Your goal.
Pick every line with "SendToOneNoteFilter" from the material below.

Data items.
------------------------------------------------------------

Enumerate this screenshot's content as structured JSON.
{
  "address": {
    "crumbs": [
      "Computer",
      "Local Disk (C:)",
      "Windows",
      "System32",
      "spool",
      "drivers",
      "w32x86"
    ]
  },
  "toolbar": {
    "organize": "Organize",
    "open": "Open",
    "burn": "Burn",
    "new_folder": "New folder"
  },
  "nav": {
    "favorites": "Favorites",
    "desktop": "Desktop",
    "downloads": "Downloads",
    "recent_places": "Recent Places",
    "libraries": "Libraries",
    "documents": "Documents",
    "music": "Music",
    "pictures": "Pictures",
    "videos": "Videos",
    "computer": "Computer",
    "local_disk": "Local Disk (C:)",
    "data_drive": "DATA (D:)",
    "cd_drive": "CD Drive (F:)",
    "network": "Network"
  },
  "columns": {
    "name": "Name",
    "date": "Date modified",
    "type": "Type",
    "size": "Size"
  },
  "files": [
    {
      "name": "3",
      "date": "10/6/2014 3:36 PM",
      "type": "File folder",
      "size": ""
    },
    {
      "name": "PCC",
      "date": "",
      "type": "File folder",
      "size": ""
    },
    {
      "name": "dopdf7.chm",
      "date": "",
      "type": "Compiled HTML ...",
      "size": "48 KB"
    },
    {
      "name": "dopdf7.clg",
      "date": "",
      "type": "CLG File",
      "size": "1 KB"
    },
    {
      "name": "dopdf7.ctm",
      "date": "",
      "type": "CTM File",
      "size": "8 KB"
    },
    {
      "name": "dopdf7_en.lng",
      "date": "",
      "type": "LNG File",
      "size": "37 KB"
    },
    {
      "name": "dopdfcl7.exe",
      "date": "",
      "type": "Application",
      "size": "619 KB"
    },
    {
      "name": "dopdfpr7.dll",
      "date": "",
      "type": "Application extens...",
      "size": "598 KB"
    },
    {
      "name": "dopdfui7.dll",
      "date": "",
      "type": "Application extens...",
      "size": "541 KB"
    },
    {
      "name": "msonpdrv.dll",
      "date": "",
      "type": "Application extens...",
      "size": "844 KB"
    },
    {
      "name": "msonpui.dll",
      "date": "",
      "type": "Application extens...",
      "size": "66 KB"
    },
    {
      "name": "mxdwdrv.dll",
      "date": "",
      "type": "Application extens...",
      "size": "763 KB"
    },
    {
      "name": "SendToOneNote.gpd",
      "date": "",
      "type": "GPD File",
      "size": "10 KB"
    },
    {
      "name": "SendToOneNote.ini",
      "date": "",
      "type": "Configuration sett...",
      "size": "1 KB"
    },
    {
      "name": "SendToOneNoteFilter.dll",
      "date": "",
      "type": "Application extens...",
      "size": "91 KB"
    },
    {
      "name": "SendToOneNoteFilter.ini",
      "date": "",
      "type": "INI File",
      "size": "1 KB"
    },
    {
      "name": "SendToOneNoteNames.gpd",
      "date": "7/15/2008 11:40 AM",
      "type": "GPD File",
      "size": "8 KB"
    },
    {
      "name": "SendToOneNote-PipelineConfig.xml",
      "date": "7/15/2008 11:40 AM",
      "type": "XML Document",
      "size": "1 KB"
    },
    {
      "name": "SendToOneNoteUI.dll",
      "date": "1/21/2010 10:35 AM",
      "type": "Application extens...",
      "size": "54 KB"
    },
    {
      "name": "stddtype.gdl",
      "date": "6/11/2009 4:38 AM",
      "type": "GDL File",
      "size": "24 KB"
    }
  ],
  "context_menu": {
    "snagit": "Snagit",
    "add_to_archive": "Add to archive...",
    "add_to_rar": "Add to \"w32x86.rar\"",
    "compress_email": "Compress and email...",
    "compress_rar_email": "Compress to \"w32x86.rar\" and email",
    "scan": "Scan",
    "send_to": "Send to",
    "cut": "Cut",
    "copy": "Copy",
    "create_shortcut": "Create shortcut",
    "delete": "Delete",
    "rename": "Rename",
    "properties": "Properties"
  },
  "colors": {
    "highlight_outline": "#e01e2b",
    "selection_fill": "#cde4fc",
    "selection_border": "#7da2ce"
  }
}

------------------------------------------------------------

Expected output.
      "name": "SendToOneNoteFilter.dll",
      "name": "SendToOneNoteFilter.ini",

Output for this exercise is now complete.